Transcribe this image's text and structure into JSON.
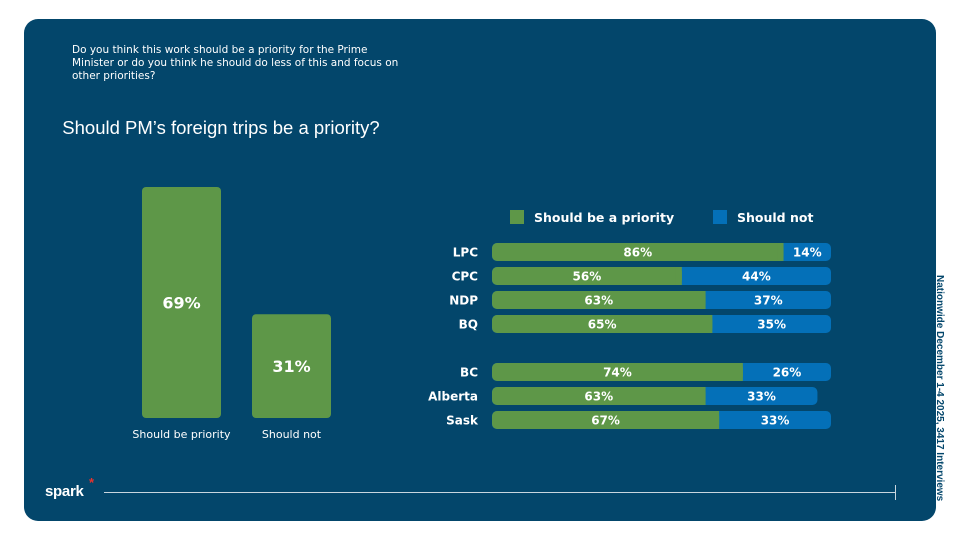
{
  "question": "Do you think this work should be a priority for the Prime Minister or do you think he should do less of this and focus on other priorities?",
  "side_note": "Nationwide December 1-4 2025, 3417 Interviews",
  "logo": {
    "text": "spark",
    "star": "*"
  },
  "colors": {
    "background": "#03466b",
    "priority": "#5e9748",
    "not": "#0470b8",
    "text": "#ffffff"
  },
  "chart_data": [
    {
      "type": "bar",
      "title": "Should PM’s foreign trips be a priority?",
      "categories": [
        "Should be priority",
        "Should not"
      ],
      "values": [
        69,
        31
      ],
      "labels": [
        "69%",
        "31%"
      ],
      "ylim": [
        0,
        100
      ],
      "grid": false
    },
    {
      "type": "bar",
      "orientation": "horizontal-stacked",
      "legend": {
        "position": "top",
        "entries": [
          "Should be a priority",
          "Should not"
        ]
      },
      "groups": [
        {
          "categories": [
            "LPC",
            "CPC",
            "NDP",
            "BQ"
          ]
        },
        {
          "categories": [
            "BC",
            "Alberta",
            "Sask"
          ]
        }
      ],
      "categories": [
        "LPC",
        "CPC",
        "NDP",
        "BQ",
        "BC",
        "Alberta",
        "Sask"
      ],
      "series": [
        {
          "name": "Should be a priority",
          "values": [
            86,
            56,
            63,
            65,
            74,
            63,
            67
          ]
        },
        {
          "name": "Should not",
          "values": [
            14,
            44,
            37,
            35,
            26,
            33,
            33
          ]
        }
      ],
      "xlim": [
        0,
        100
      ],
      "grid": false
    }
  ]
}
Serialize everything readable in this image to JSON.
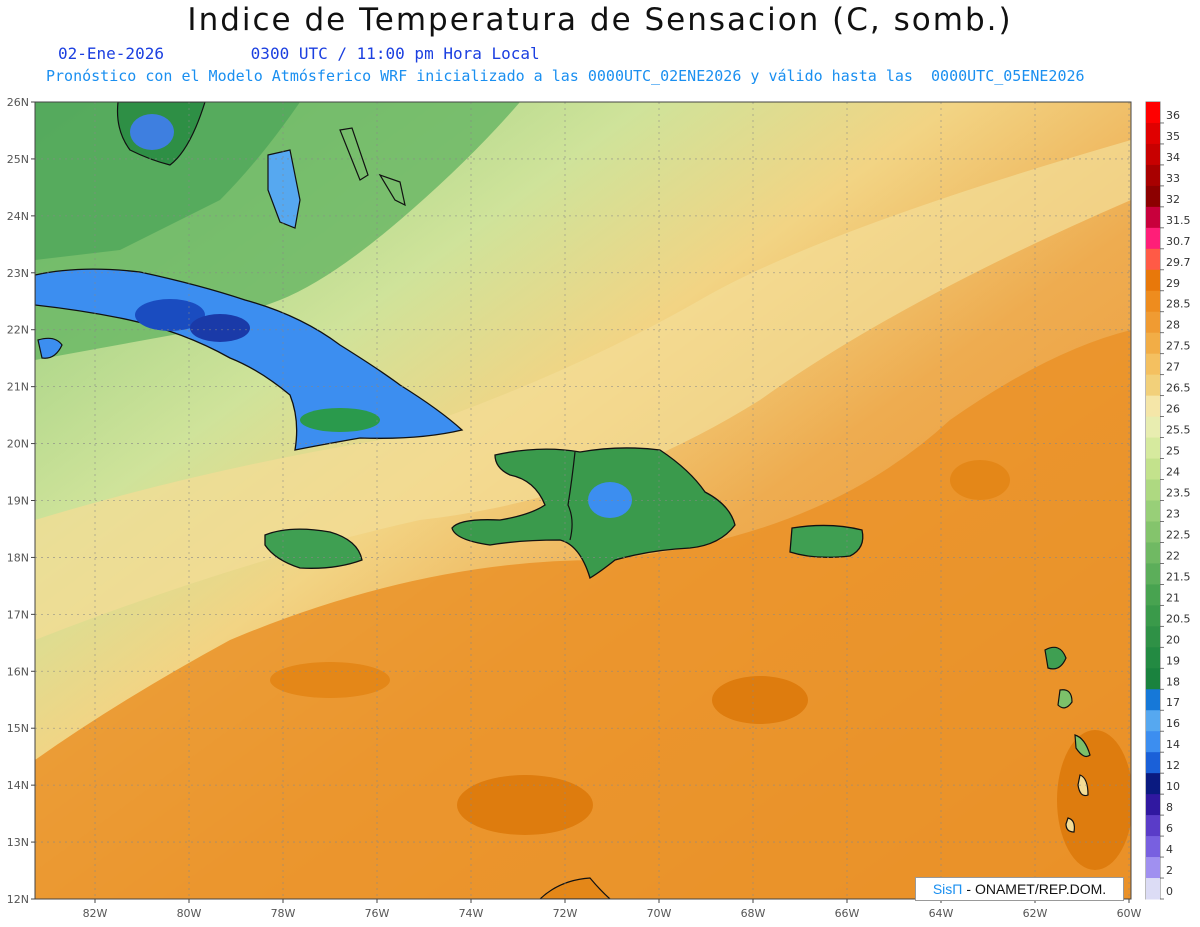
{
  "header": {
    "title": "Indice de Temperatura de Sensacion (C, somb.)",
    "date": "02-Ene-2026",
    "time": "0300 UTC / 11:00 pm Hora Local",
    "model_line": "Pronóstico con el Modelo Atmósferico WRF inicializado a las 0000UTC_02ENE2026 y válido hasta las  0000UTC_05ENE2026"
  },
  "map": {
    "lat_labels": [
      "26N",
      "25N",
      "24N",
      "23N",
      "22N",
      "21N",
      "20N",
      "19N",
      "18N",
      "17N",
      "16N",
      "15N",
      "14N",
      "13N",
      "12N"
    ],
    "lon_labels": [
      "82W",
      "80W",
      "78W",
      "76W",
      "74W",
      "72W",
      "70W",
      "68W",
      "66W",
      "64W",
      "62W",
      "60W"
    ]
  },
  "legend": {
    "levels": [
      "36",
      "35",
      "34",
      "33",
      "32",
      "31.5",
      "30.7",
      "29.7",
      "29",
      "28.5",
      "28",
      "27.5",
      "27",
      "26.5",
      "26",
      "25.5",
      "25",
      "24",
      "23.5",
      "23",
      "22.5",
      "22",
      "21.5",
      "21",
      "20.5",
      "20",
      "19",
      "18",
      "17",
      "16",
      "14",
      "12",
      "10",
      "8",
      "6",
      "4",
      "2",
      "0"
    ],
    "colors": [
      "#ff0000",
      "#e00000",
      "#c80000",
      "#a80000",
      "#8c0000",
      "#c8003c",
      "#ff1e78",
      "#ff5a46",
      "#e8780a",
      "#ee8c1e",
      "#f09b32",
      "#f2ad46",
      "#f4c060",
      "#f2d07a",
      "#f5e6a8",
      "#e8edb0",
      "#d6ea9e",
      "#c3e28c",
      "#aed981",
      "#98cf78",
      "#84c46c",
      "#70b963",
      "#5cae5a",
      "#48a350",
      "#3a9a4a",
      "#2f9146",
      "#238a42",
      "#1a823e",
      "#1678d8",
      "#56a8f0",
      "#3c8ef0",
      "#1a60d8",
      "#0a1a80",
      "#3018a0",
      "#5a3cc8",
      "#7860e0",
      "#a090f0",
      "#dcdcf5"
    ]
  },
  "credit": {
    "brand": "SisΠ",
    "text": "- ONAMET/REP.DOM."
  }
}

^^^^^^^^

▸ **THE EXERCISE**
The records shown above are to be repeated exactly, with the pictures left out.

▸ **FULL SOLUTION**
Transcribe this image's text and structure into JSON.
{
  "question": "Do you think this work should be a priority for the Prime Minister or do you think he should do less of this and focus on other priorities?",
  "side_note": "Nationwide December 1-4 2025, 3417 Interviews",
  "logo": {
    "text": "spark",
    "star": "*"
  },
  "colors": {
    "background": "#03466b",
    "priority": "#5e9748",
    "not": "#0470b8",
    "text": "#ffffff"
  },
  "chart_data": [
    {
      "type": "bar",
      "title": "Should PM’s foreign trips be a priority?",
      "categories": [
        "Should be priority",
        "Should not"
      ],
      "values": [
        69,
        31
      ],
      "labels": [
        "69%",
        "31%"
      ],
      "ylim": [
        0,
        100
      ],
      "grid": false
    },
    {
      "type": "bar",
      "orientation": "horizontal-stacked",
      "legend": {
        "position": "top",
        "entries": [
          "Should be a priority",
          "Should not"
        ]
      },
      "groups": [
        {
          "categories": [
            "LPC",
            "CPC",
            "NDP",
            "BQ"
          ]
        },
        {
          "categories": [
            "BC",
            "Alberta",
            "Sask"
          ]
        }
      ],
      "categories": [
        "LPC",
        "CPC",
        "NDP",
        "BQ",
        "BC",
        "Alberta",
        "Sask"
      ],
      "series": [
        {
          "name": "Should be a priority",
          "values": [
            86,
            56,
            63,
            65,
            74,
            63,
            67
          ]
        },
        {
          "name": "Should not",
          "values": [
            14,
            44,
            37,
            35,
            26,
            33,
            33
          ]
        }
      ],
      "xlim": [
        0,
        100
      ],
      "grid": false
    }
  ]
}
Serialize everything readable in this image to JSON.
{
  "header": {
    "title": "Indice de Temperatura de Sensacion (C, somb.)",
    "date": "02-Ene-2026",
    "time": "0300 UTC / 11:00 pm Hora Local",
    "model_line": "Pronóstico con el Modelo Atmósferico WRF inicializado a las 0000UTC_02ENE2026 y válido hasta las  0000UTC_05ENE2026"
  },
  "map": {
    "lat_labels": [
      "26N",
      "25N",
      "24N",
      "23N",
      "22N",
      "21N",
      "20N",
      "19N",
      "18N",
      "17N",
      "16N",
      "15N",
      "14N",
      "13N",
      "12N"
    ],
    "lon_labels": [
      "82W",
      "80W",
      "78W",
      "76W",
      "74W",
      "72W",
      "70W",
      "68W",
      "66W",
      "64W",
      "62W",
      "60W"
    ]
  },
  "legend": {
    "levels": [
      "36",
      "35",
      "34",
      "33",
      "32",
      "31.5",
      "30.7",
      "29.7",
      "29",
      "28.5",
      "28",
      "27.5",
      "27",
      "26.5",
      "26",
      "25.5",
      "25",
      "24",
      "23.5",
      "23",
      "22.5",
      "22",
      "21.5",
      "21",
      "20.5",
      "20",
      "19",
      "18",
      "17",
      "16",
      "14",
      "12",
      "10",
      "8",
      "6",
      "4",
      "2",
      "0"
    ],
    "colors": [
      "#ff0000",
      "#e00000",
      "#c80000",
      "#a80000",
      "#8c0000",
      "#c8003c",
      "#ff1e78",
      "#ff5a46",
      "#e8780a",
      "#ee8c1e",
      "#f09b32",
      "#f2ad46",
      "#f4c060",
      "#f2d07a",
      "#f5e6a8",
      "#e8edb0",
      "#d6ea9e",
      "#c3e28c",
      "#aed981",
      "#98cf78",
      "#84c46c",
      "#70b963",
      "#5cae5a",
      "#48a350",
      "#3a9a4a",
      "#2f9146",
      "#238a42",
      "#1a823e",
      "#1678d8",
      "#56a8f0",
      "#3c8ef0",
      "#1a60d8",
      "#0a1a80",
      "#3018a0",
      "#5a3cc8",
      "#7860e0",
      "#a090f0",
      "#dcdcf5"
    ]
  },
  "credit": {
    "brand": "SisΠ",
    "text": "- ONAMET/REP.DOM."
  }
}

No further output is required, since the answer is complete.